Document section:
━━━━━━━━
Kansas City Southern Ry. Co. v. May

Decision Date08 November 1924
Docket NumberNo. 6556.,6556.
Citation2 F.2d 680
PartiesKANSAS CITY SOUTHERN RY. CO. et al. v. MAY et al.
CourtU.S. Court of Appeals — Eighth Circuit

Frank H. Moore, of Kansas City, Mo. (Arthur F. Smith, of Kansas City, Mo., and Samuel W. Moore, of New York City, on the brief), for appellants.

A. P. Steel, of Ashdown, Ark. (Du Laney & Steel, of Ashdown, Ark., on the brief), for appellees.

Before STONE and KENYON, Circuit Judges, and FARIS, District Judge.

KENYON, Circuit Judge.

Appellants brought action in the District Court of the United States for the Western District of Arkansas against road improvement district No. 1 of Little River county, Ark., C. E. May, A. J. Russell, and P. G. Traylor, as a board of improvement of road improvement district No. 1 of Little River county, Ark., the same parties as board of improvement of "repair and extension district of road improvement district No. 1 of Little River County," A. T. Collins, sheriff, and R. E. Huddleston, county clerk, defendants, claiming that certain assessments made against appellants for the construction of roads in said district No. 1 were illegal and void, and asking that the collection of them be restrained. Appellant Texarkana & Ft. Smith Railway Company owns most of the right of way through the county of Little River. The two appellants under some arrangement operate as a continuous line from Kansas City, Mo., to Port Arthur, Tex.
━━━━━━━━
Record extracts:

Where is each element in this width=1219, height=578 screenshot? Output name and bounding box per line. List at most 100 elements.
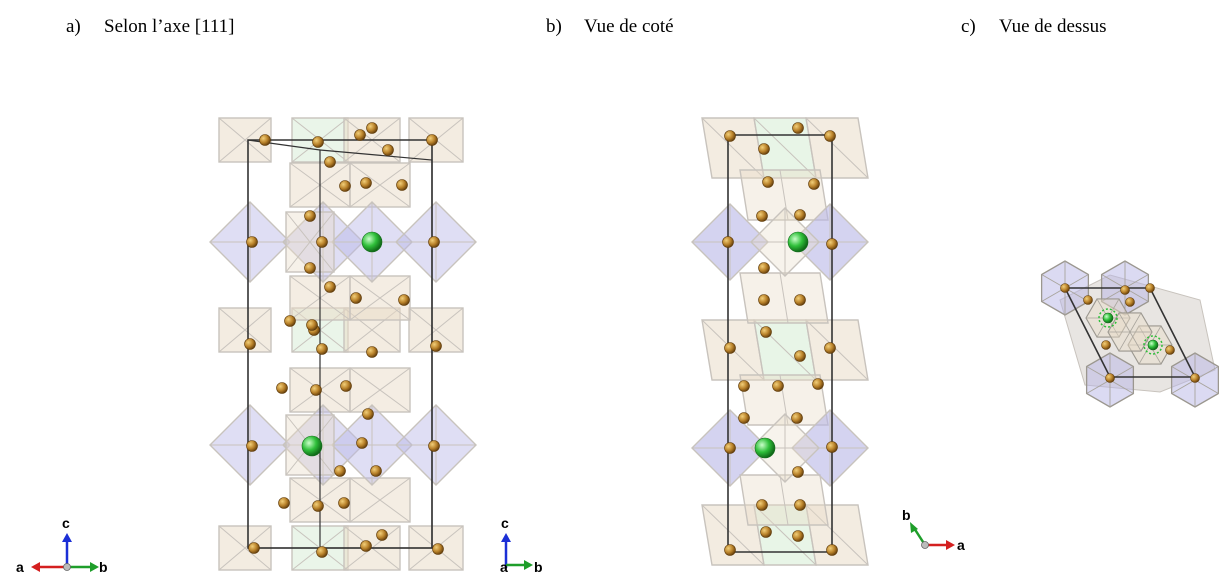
brown-atom <box>794 499 806 511</box>
caption-c-text: Vue de dessus <box>999 16 1107 37</box>
brown-atom <box>826 441 838 453</box>
brown-atom <box>738 380 750 392</box>
brown-atom <box>1105 373 1115 383</box>
octahedron-edge <box>218 525 272 571</box>
b-axis-arrowhead-icon <box>90 562 99 572</box>
brown-atom <box>366 122 378 134</box>
green-atom-ring <box>1098 308 1118 328</box>
brown-atom <box>428 440 440 452</box>
axis-label-a: a <box>957 537 965 553</box>
brown-atom <box>791 412 803 424</box>
octahedron-edge <box>349 275 411 321</box>
caption-b-text: Vue de coté <box>584 16 674 37</box>
brown-atom <box>758 262 770 274</box>
brown-atom <box>1190 373 1200 383</box>
caption-a: a) Selon l’axe [111] <box>66 16 235 38</box>
brown-atom <box>356 437 368 449</box>
brown-atom <box>758 143 770 155</box>
brown-atom <box>762 176 774 188</box>
octahedron-edge <box>1129 312 1142 333</box>
axis-label-b: b <box>902 507 911 523</box>
brown-atom <box>758 294 770 306</box>
octahedron-edge <box>753 504 817 566</box>
brown-atom <box>324 156 336 168</box>
brown-atom <box>722 236 734 248</box>
green-atom <box>754 437 776 459</box>
origin-marker <box>921 541 929 549</box>
brown-atom <box>756 210 768 222</box>
green-atom <box>1102 312 1114 324</box>
octahedron-edge <box>753 117 817 179</box>
brown-atom <box>1145 283 1155 293</box>
brown-atom <box>360 177 372 189</box>
octahedron-edge <box>779 169 789 221</box>
brown-atom <box>278 497 290 509</box>
octahedron-edge <box>779 272 789 324</box>
octahedron-edge <box>285 211 335 273</box>
brown-atom <box>306 319 318 331</box>
a-axis-arrowhead-icon <box>946 540 955 550</box>
brown-atom <box>382 144 394 156</box>
brown-atom <box>794 209 806 221</box>
brown-atom <box>316 546 328 558</box>
brown-atom <box>724 442 736 454</box>
panel-a-atoms <box>244 122 444 558</box>
brown-atom <box>360 540 372 552</box>
brown-atom <box>316 343 328 355</box>
octahedron-edge <box>1118 312 1131 333</box>
caption-b-letter: b) <box>546 16 562 37</box>
brown-atom <box>324 281 336 293</box>
brown-atom <box>792 530 804 542</box>
brown-atom <box>354 129 366 141</box>
c-axis-arrowhead-icon <box>501 533 511 542</box>
brown-atom <box>248 542 260 554</box>
b-axis-arrowhead-icon <box>910 522 918 533</box>
octahedron-edge <box>701 504 765 566</box>
brown-atom <box>426 134 438 146</box>
axis-triad-b: c a b <box>500 515 543 575</box>
caption-b: b) Vue de coté <box>546 16 674 38</box>
axis-label-c: c <box>501 515 509 531</box>
panel-a-unit-cell <box>247 139 433 549</box>
octahedron-edge <box>408 307 464 353</box>
unit-cell-edge <box>319 149 433 549</box>
brown-atom <box>1060 283 1070 293</box>
a-axis-arrowhead-icon <box>31 562 40 572</box>
brown-atom <box>824 130 836 142</box>
brown-atom <box>350 292 362 304</box>
octahedron-edge <box>1129 331 1142 352</box>
brown-atom <box>824 342 836 354</box>
octahedron-edge <box>218 307 272 353</box>
brown-atom <box>724 342 736 354</box>
brown-atom <box>370 465 382 477</box>
caption-c: c) Vue de dessus <box>961 16 1107 38</box>
octahedron-edge <box>1101 274 1126 289</box>
panel-c-polyhedra <box>1040 260 1219 408</box>
caption-a-letter: a) <box>66 16 81 37</box>
axis-label-a: a <box>500 559 508 575</box>
brown-atom <box>724 544 736 556</box>
octahedron-edge <box>779 474 789 526</box>
caption-c-letter: c) <box>961 16 976 37</box>
green-atom <box>1147 339 1159 351</box>
panel-b-polyhedra <box>691 117 869 566</box>
brown-atom <box>1101 340 1111 350</box>
green-atom-ring <box>1143 335 1163 355</box>
brown-atom <box>756 499 768 511</box>
octahedron-edge <box>1138 344 1151 365</box>
octahedron-edge <box>349 162 411 208</box>
octahedron-edge <box>701 117 765 179</box>
brown-atom <box>812 378 824 390</box>
axis-label-b: b <box>534 559 543 575</box>
panel-c-atoms <box>1060 283 1200 383</box>
brown-atom <box>1125 297 1135 307</box>
green-atom <box>301 435 323 457</box>
octahedron-edge <box>218 117 272 163</box>
octahedron-edge <box>1194 379 1219 394</box>
brown-atom <box>244 338 256 350</box>
brown-atom <box>826 544 838 556</box>
brown-atom <box>310 384 322 396</box>
origin-marker <box>63 563 71 571</box>
octahedron-edge <box>349 477 411 523</box>
brown-atom <box>738 412 750 424</box>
━━━━━━━━
Required task: Output the opinion's text verbatim, starting at the words "Decision Date08 November" and ending after "FARIS, District Judge.". The data has no connection to the opinion.

Answer to the problem:
Decision Date08 November 1924
Docket NumberNo. 6556.,6556.
Citation2 F.2d 680
PartiesKANSAS CITY SOUTHERN RY. CO. et al. v. MAY et al.
CourtU.S. Court of Appeals — Eighth Circuit

Frank H. Moore, of Kansas City, Mo. (Arthur F. Smith, of Kansas City, Mo., and Samuel W. Moore, of New York City, on the brief), for appellants.

A. P. Steel, of Ashdown, Ark. (Du Laney & Steel, of Ashdown, Ark., on the brief), for appellees.

Before STONE and KENYON, Circuit Judges, and FARIS, District Judge.